-- Task goal --
Print every record below exactly as written.

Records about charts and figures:
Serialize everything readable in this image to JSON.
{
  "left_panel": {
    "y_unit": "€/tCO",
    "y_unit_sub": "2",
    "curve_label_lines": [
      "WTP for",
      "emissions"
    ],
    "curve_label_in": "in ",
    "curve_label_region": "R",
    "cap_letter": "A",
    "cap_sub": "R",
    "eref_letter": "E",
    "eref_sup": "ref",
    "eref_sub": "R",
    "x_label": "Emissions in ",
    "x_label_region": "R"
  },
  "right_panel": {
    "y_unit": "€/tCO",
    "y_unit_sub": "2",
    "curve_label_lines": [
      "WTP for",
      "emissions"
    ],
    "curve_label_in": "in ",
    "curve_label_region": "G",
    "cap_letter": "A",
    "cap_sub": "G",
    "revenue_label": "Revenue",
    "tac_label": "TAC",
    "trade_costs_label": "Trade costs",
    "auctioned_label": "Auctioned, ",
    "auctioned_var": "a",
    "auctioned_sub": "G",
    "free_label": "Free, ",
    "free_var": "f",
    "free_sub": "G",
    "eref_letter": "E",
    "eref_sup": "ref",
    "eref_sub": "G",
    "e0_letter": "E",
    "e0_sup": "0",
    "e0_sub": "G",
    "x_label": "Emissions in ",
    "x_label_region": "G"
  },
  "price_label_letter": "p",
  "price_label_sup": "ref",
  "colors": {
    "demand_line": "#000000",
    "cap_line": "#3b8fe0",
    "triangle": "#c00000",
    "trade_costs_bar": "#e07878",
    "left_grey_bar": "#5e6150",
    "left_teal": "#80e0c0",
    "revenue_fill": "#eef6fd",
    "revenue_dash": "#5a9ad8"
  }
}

-- Output of the exercise --
Serialize everything readable in this image to JSON.
{
  "left_panel": {
    "y_unit": "€/tCO",
    "y_unit_sub": "2",
    "curve_label_lines": [
      "WTP for",
      "emissions"
    ],
    "curve_label_in": "in ",
    "curve_label_region": "R",
    "cap_letter": "A",
    "cap_sub": "R",
    "eref_letter": "E",
    "eref_sup": "ref",
    "eref_sub": "R",
    "x_label": "Emissions in ",
    "x_label_region": "R"
  },
  "right_panel": {
    "y_unit": "€/tCO",
    "y_unit_sub": "2",
    "curve_label_lines": [
      "WTP for",
      "emissions"
    ],
    "curve_label_in": "in ",
    "curve_label_region": "G",
    "cap_letter": "A",
    "cap_sub": "G",
    "revenue_label": "Revenue",
    "tac_label": "TAC",
    "trade_costs_label": "Trade costs",
    "auctioned_label": "Auctioned, ",
    "auctioned_var": "a",
    "auctioned_sub": "G",
    "free_label": "Free, ",
    "free_var": "f",
    "free_sub": "G",
    "eref_letter": "E",
    "eref_sup": "ref",
    "eref_sub": "G",
    "e0_letter": "E",
    "e0_sup": "0",
    "e0_sub": "G",
    "x_label": "Emissions in ",
    "x_label_region": "G"
  },
  "price_label_letter": "p",
  "price_label_sup": "ref",
  "colors": {
    "demand_line": "#000000",
    "cap_line": "#3b8fe0",
    "triangle": "#c00000",
    "trade_costs_bar": "#e07878",
    "left_grey_bar": "#5e6150",
    "left_teal": "#80e0c0",
    "revenue_fill": "#eef6fd",
    "revenue_dash": "#5a9ad8"
  }
}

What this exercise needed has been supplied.